Voici les questions que je vous soumets: la Commission européenne est-elle disposée à prendre des mesures temporaires, par exemple pour une période de deux ans, et sans toucher au budget, en utilisant les fonds non utilisés destinés au secteur de la fécule de pomme de terre ou les fonds agricoles? La Commission européenne est-elle par exemple disposée à créer un fonds de restructuration volontaire qui viendrait en aide aux producteurs acceptant de diminuer leur production?
Monsieur le Commissaire, je terminerai par ce qui est bien entendu la question clé de ce débat: la Commission européenne partage-t-elle notre avis lorsque nous affirmons que le secteur de la fécule de pomme de terre pourrait jouer un rôle important dans une bioéconomie et qu’il serait donc judicieux d’aider temporairement ce secteur à réussir sa transition?
Thijs Berman, auteur. – (NL) Monsieur le Président, l’industrie de la fécule de pomme de terre risque de subir un revers fatal lorsqu’une nouvelle période démarrera en 2012, après des décennies de dépendance malsaine aux subventions. Des milliers d’emplois sont déjà menacés rien que dans le nord des Pays-Bas, une région économiquement vulnérable qui ne compte pas beaucoup d’autres grands employeurs. Toutefois, toutes ces personnes, à Groningen et ailleurs, veulent continuer à vivre et à travailler dans leur propre région. Une répartition équilibrée des emplois est importante dans toutes les régions d’Europe, y compris dans les pays prospères d’Europe septentrionale. Il nous faut donc des règles de transition. Le rôle de l’UE est de veiller à ce que ces mesures soient mises en place, et cela ne signifie pas forcément des coûts supplémentaires. Il nous reste des fonds non utilisés alloués à ce secteur ces dernières années car, ces années-là, les récoles avaient été décevantes. Il est également possible d’apporter des ajustements au budget agricole. Bien entendu, les subventions au secteur de la fécule de pomme de terre doivent prendre fin en 2012. Personne ne conteste ce fait et le secteur lui-même s’y est résigné. Ceci étant dit, l’industrie a besoin d’un avenir, car elle se trouve au cœur de nos communautés rurales et offre de nouvelles possibilités aux producteurs de carburants et deviendra donc bientôt indispensable.
John Dalli, membre de la Commission. – (EN) Monsieur le Président, Messieurs les Députés, je vous remercie pour vos questions sur l’avenir du secteur de la fécule de pomme de terre. La Commission saisit avec plaisir cette occasion de donner son avis sur ce secteur.

— EXERCICES —
• 1. Présentez en tableau Markdown les lignes des enregistrements allant de celle qui contient « orange-app-icon [120, 20, 139, 39] » jusqu'à celle qui contient « find-in-page-button[interactable] [430, 82, 458, 110] » incluses, sans les lignes vides. Utilisez les colonnes « N° » pour le numéro de rang et « Ligne » pour la ligne elle-même.
• 2. Rédigez la suite du débat sur la fécule de pomme de terre, à partir de sa dernière phrase.

Listes d'éléments annotés
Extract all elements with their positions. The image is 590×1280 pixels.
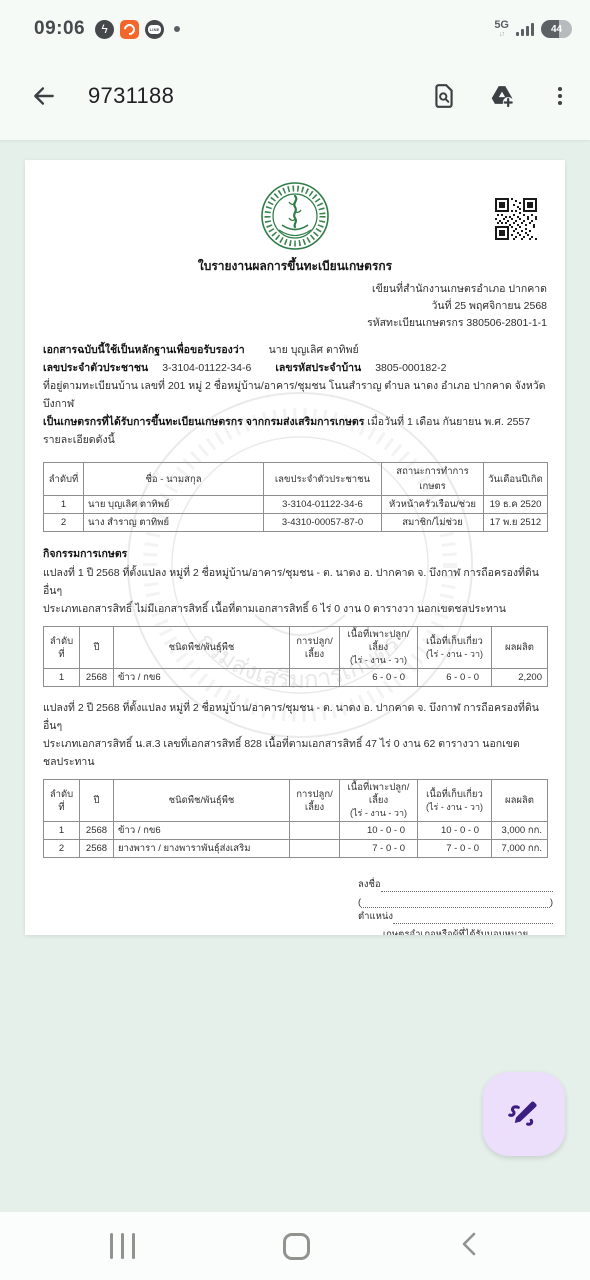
orange-app-icon [120, 20, 139, 39]
qr-code [495, 198, 537, 240]
file-title: 9731188 [88, 83, 174, 109]
messenger-icon: ϟ [95, 20, 114, 39]
document-intro: เอกสารฉบับนี้ใช้เป็นหลักฐานเพื่อขอรับรอง… [43, 341, 547, 449]
overflow-menu-button[interactable] [546, 82, 574, 110]
google-drive-add-icon [488, 82, 516, 110]
add-to-drive-button[interactable] [488, 82, 516, 110]
farmer-name: นาย บุญเลิศ ตาทิพย์ [269, 344, 359, 356]
recents-button[interactable] [110, 1233, 135, 1259]
table-row: 1 นาย บุญเลิศ ตาทิพย์ 3-3104-01122-34-6 … [44, 496, 548, 514]
table-header-row: ลำดับที่ ปี ชนิดพืช/พันธุ์พืช การปลูก/เล… [44, 627, 548, 669]
issued-at-line: เขียนที่สำนักงานเกษตรอำเภอ ปากคาด [43, 281, 547, 298]
more-notifications-dot [174, 26, 180, 32]
stylus-note-icon [506, 1096, 542, 1132]
phone-screen: 09:06 ϟ LINE 5G ↓↑ 44 [0, 0, 590, 1280]
app-bar: 9731188 [0, 60, 590, 132]
plot1-crop-table: ลำดับที่ ปี ชนิดพืช/พันธุ์พืช การปลูก/เล… [43, 626, 548, 687]
signer-title: เกษตรอำเภอหรือผู้ที่ได้รับมอบหมาย [358, 927, 553, 935]
plot2-crop-table: ลำดับที่ ปี ชนิดพืช/พันธุ์พืช การปลูก/เล… [43, 779, 548, 858]
signature-block: ลงชื่อ () ตำแหน่ง เกษตรอำเภอหรือผู้ที่ได… [358, 876, 553, 935]
plot1-description: แปลงที่ 1 ปี 2568 ที่ตั้งแปลง หมู่ที่ 2 … [43, 564, 547, 618]
more-vertical-icon [548, 84, 572, 108]
address-line: ที่อยู่ตามทะเบียนบ้าน เลขที่ 201 หมู่ 2 … [43, 377, 547, 413]
navigation-bar [0, 1212, 590, 1280]
table-header-row: ลำดับที่ ปี ชนิดพืช/พันธุ์พืช การปลูก/เล… [44, 780, 548, 822]
table-row: 1 2568 ข้าว / กข6 6 - 0 - 0 6 - 0 - 0 2,… [44, 669, 548, 687]
pdf-viewport[interactable]: กรมส่งเสริมการเกษตร [0, 140, 590, 1212]
activities-heading: กิจกรรมการเกษตร [43, 545, 547, 562]
network-type-indicator: 5G ↓↑ [494, 20, 509, 38]
back-button[interactable] [26, 78, 62, 114]
document-title: ใบรายงานผลการขึ้นทะเบียนเกษตรกร [43, 257, 547, 276]
table-row: 2 นาง สำราญ ตาทิพย์ 3-4310-00057-87-0 สม… [44, 514, 548, 532]
chevron-left-icon [458, 1230, 480, 1258]
line-icon: LINE [145, 20, 164, 39]
document-page: กรมส่งเสริมการเกษตร [25, 160, 565, 935]
home-button[interactable] [283, 1233, 310, 1260]
arrow-left-icon [31, 83, 57, 109]
document-header-right: เขียนที่สำนักงานเกษตรอำเภอ ปากคาด วันที่… [43, 281, 547, 332]
find-in-page-button[interactable] [430, 82, 458, 110]
top-chrome: 09:06 ϟ LINE 5G ↓↑ 44 [0, 0, 590, 140]
house-code: 3805-000182-2 [375, 362, 446, 374]
registration-code-line: รหัสทะเบียนเกษตรกร 380506-2801-1-1 [43, 315, 547, 332]
nav-back-button[interactable] [458, 1230, 480, 1263]
status-bar: 09:06 ϟ LINE 5G ↓↑ 44 [0, 14, 590, 44]
plot2-description: แปลงที่ 2 ปี 2568 ที่ตั้งแปลง หมู่ที่ 2 … [43, 699, 547, 771]
citizen-id: 3-3104-01122-34-6 [162, 362, 251, 374]
table-row: 1 2568 ข้าว / กข6 10 - 0 - 0 10 - 0 - 0 … [44, 822, 548, 840]
battery-indicator: 44 [541, 20, 572, 38]
table-row: 2 2568 ยางพารา / ยางพาราพันธุ์ส่งเสริม 7… [44, 840, 548, 858]
clock: 09:06 [34, 18, 85, 40]
table-header-row: ลำดับที่ ชื่อ - นามสกุล เลขประจำตัวประชา… [44, 463, 548, 496]
household-members-table: ลำดับที่ ชื่อ - นามสกุล เลขประจำตัวประชา… [43, 462, 548, 532]
annotate-fab[interactable] [483, 1072, 565, 1156]
find-in-page-icon [431, 83, 457, 109]
notification-icons: ϟ LINE [95, 20, 180, 39]
signal-strength-icon [516, 22, 534, 36]
date-line: วันที่ 25 พฤศจิกายน 2568 [43, 298, 547, 315]
department-emblem [259, 180, 331, 252]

— CORRIGÉS —
• 1.
| N° | Ligne |
|---|---|
| 1 | orange-app-icon [120, 20, 139, 39] |
| 2 | qr-code [495, 198, 537, 240] |
| 3 | file-title: 9731188 [88, 83, 174, 109] |
| 4 | messenger-icon: ϟ [95, 20, 114, 39] |
| 5 | document-intro: เอกสารฉบับนี้ใช้เป็นหลักฐานเพื่อขอรับรอง… [43, 341, 547, 449] |
| 6 | overflow-menu-button[interactable] [546, 82, 574, 110] |
| 7 | google-drive-add-icon [488, 82, 516, 110] |
| 8 | add-to-drive-button[interactable] [488, 82, 516, 110] |
| 9 | farmer-name: นาย บุญเลิศ ตาทิพย์ [269, 344, 359, 356] |
| 10 | recents-button[interactable] [110, 1233, 135, 1259] |
| 11 | table-row: 1 นาย บุญเลิศ ตาทิพย์ 3-3104-01122-34-6 … [44, 496, 548, 514] |
| 12 | table-header-row: ลำดับที่ ปี ชนิดพืช/พันธุ์พืช การปลูก/เล… [44, 627, 548, 669] |
| 13 | issued-at-line: เขียนที่สำนักงานเกษตรอำเภอ ปากคาด [43, 281, 547, 298] |
| 14 | more-notifications-dot [174, 26, 180, 32] |
| 15 | stylus-note-icon [506, 1096, 542, 1132] |
| 16 | phone-screen: 09:06 ϟ LINE 5G ↓↑ 44 [0, 0, 590, 1280] |
| 17 | app-bar: 9731188 [0, 60, 590, 132] |
| 18 | plot1-crop-table: ลำดับที่ ปี ชนิดพืช/พันธุ์พืช การปลูก/เล… [43, 626, 548, 687] |
| 19 | signer-title: เกษตรอำเภอหรือผู้ที่ได้รับมอบหมาย [358, 927, 553, 935] |
| 20 | plot2-crop-table: ลำดับที่ ปี ชนิดพืช/พันธุ์พืช การปลูก/เล… [43, 779, 548, 858] |
| 21 | signature-block: ลงชื่อ () ตำแหน่ง เกษตรอำเภอหรือผู้ที่ได… [358, 876, 553, 935] |
| 22 | plot1-description: แปลงที่ 1 ปี 2568 ที่ตั้งแปลง หมู่ที่ 2 … [43, 564, 547, 618] |
| 23 | more-vertical-icon [548, 84, 572, 108] |
| 24 | address-line: ที่อยู่ตามทะเบียนบ้าน เลขที่ 201 หมู่ 2 … [43, 377, 547, 413] |
| 25 | navigation-bar [0, 1212, 590, 1280] |
| 26 | table-header-row: ลำดับที่ ปี ชนิดพืช/พันธุ์พืช การปลูก/เล… [44, 780, 548, 822] |
| 27 | table-row: 1 2568 ข้าว / กข6 6 - 0 - 0 6 - 0 - 0 2,… [44, 669, 548, 687] |
| 28 | pdf-viewport[interactable]: กรมส่งเสริมการเกษตร [0, 140, 590, 1212] |
| 29 | activities-heading: กิจกรรมการเกษตร [43, 545, 547, 562] |
| 30 | network-type-indicator: 5G ↓↑ [494, 20, 509, 38] |
| 31 | back-button[interactable] [26, 78, 62, 114] |
| 32 | document-title: ใบรายงานผลการขึ้นทะเบียนเกษตรกร [43, 257, 547, 276] |
| 33 | table-row: 2 นาง สำราญ ตาทิพย์ 3-4310-00057-87-0 สม… [44, 514, 548, 532] |
| 34 | chevron-left-icon [458, 1230, 480, 1258] |
| 35 | line-icon: LINE [145, 20, 164, 39] |
| 36 | document-page: กรมส่งเสริมการเกษตร [25, 160, 565, 935] |
| 37 | home-button[interactable] [283, 1233, 310, 1260] |
| 38 | arrow-left-icon [31, 83, 57, 109] |
| 39 | document-header-right: เขียนที่สำนักงานเกษตรอำเภอ ปากคาด วันที่… [43, 281, 547, 332] |
| 40 | find-in-page-button[interactable] [430, 82, 458, 110] |

• 2.
La réforme du secteur de la fécule de pomme de terre s’est inscrite dans le cadre du «bilan de santé» et c’est à la demande du secteur que le Conseil a décidé que le découplage total des aides coïnciderait avec l’abolition du régime de contingentement. La Commission avait d’ailleurs proposé une stratégie plus progressive, divisant le découplage en deux étapes. Le principal argument du secteur était que le délai supplémentaire avant le découplage des aides permettrait aux producteurs de fécule de pomme de terre de se préparer à un marché sans contingents et sans aides à la transformation.
Il serait difficile de créer un fonds de restructuration similaire à celui de l’industrie sucrière, compte tenu du budget alloué au secteur de la fécule de pomme de terre. Même si tous les bénéficiaires actuels, y compris les cultivateurs de pommes de terre féculières, acceptaient de renoncer à leurs aides couplées afin de créer un fonds de restructuration destiné à financer le démantèlement d’usines de fécule de pomme de terre, il est peu probable que le budget disponible soit assez incitatif.
Pour créer un fonds de restructuration avec le cadre juridique actuel, il faut un règlement, qui n’entrerait pas en vigueur avant le 1er juillet 2011 minimum: cela laisserait une période de restructuration d’une année seulement, avec un budget très restreint qui ne suffirait pas à traiter une surcapacité qui pourrait atteindre, selon les représentants du secteur, jusqu’à 40 % de la capacité de production totale.
Comme je l’ai déjà indiqué, revenir sur les décisions prises dans le cadre du bilan de santé n’est pas envisageable. Nous sommes en train de discuter de l’avenir de la PAC après 2013. Pour le secteur agricole tout entier, nous voulons une PAC forte, efficace et bien équilibrée. Comme tous les autres secteurs, le secteur de la fécule de pomme de terre peut prendre part à ce débat.
Peter Jahr, au nom du groupe PPE. – (DE) Monsieur le Président, Mesdames et Messieurs, le règlement (CE) n° 73/2009 du Conseil établissant des règles communes pour les régimes de soutien direct en faveur des agriculteurs dans le cadre de la politique agricole commune a modifié les règles de l’UE relatives au régime de paiement unique et a poursuivi le découplage de l’aide financière qui était auparavant liée à la production.
Actuellement, deux primes du secteur de la fécule de pomme de terre sont toujours liées à la production. Il s’agit de l’aide à la production accordée aux cultivateurs de pommes de terre féculières, c’est-à-dire les paiements effectués en faveur des agriculteurs, et de la prime à la fécule de pommes de terre, c’est-à-dire les paiements effectués en faveur des entreprises et des usines. À la suite de ce changement de la législation européenne, les deux primes vont être découplées de la production et intégrées aux règles régissant le régime de paiement unique. Cela devrait être fait au plus tard d’ici 2012. L’aide à la production accordée aux cultivateurs pourrait être découplée dès 2010, en fonction des décisions prises par les États membres. Cela signifie donc que le secteur de la fécule de pomme de terre est actuellement soutenu par un système d’organisation du marché européen global et lié à la production, mais qu’en raison des résolutions prises au sujet du bilan de santé, l’utilisation de ces instruments de gestion du marché cessera au plus tard en 2012.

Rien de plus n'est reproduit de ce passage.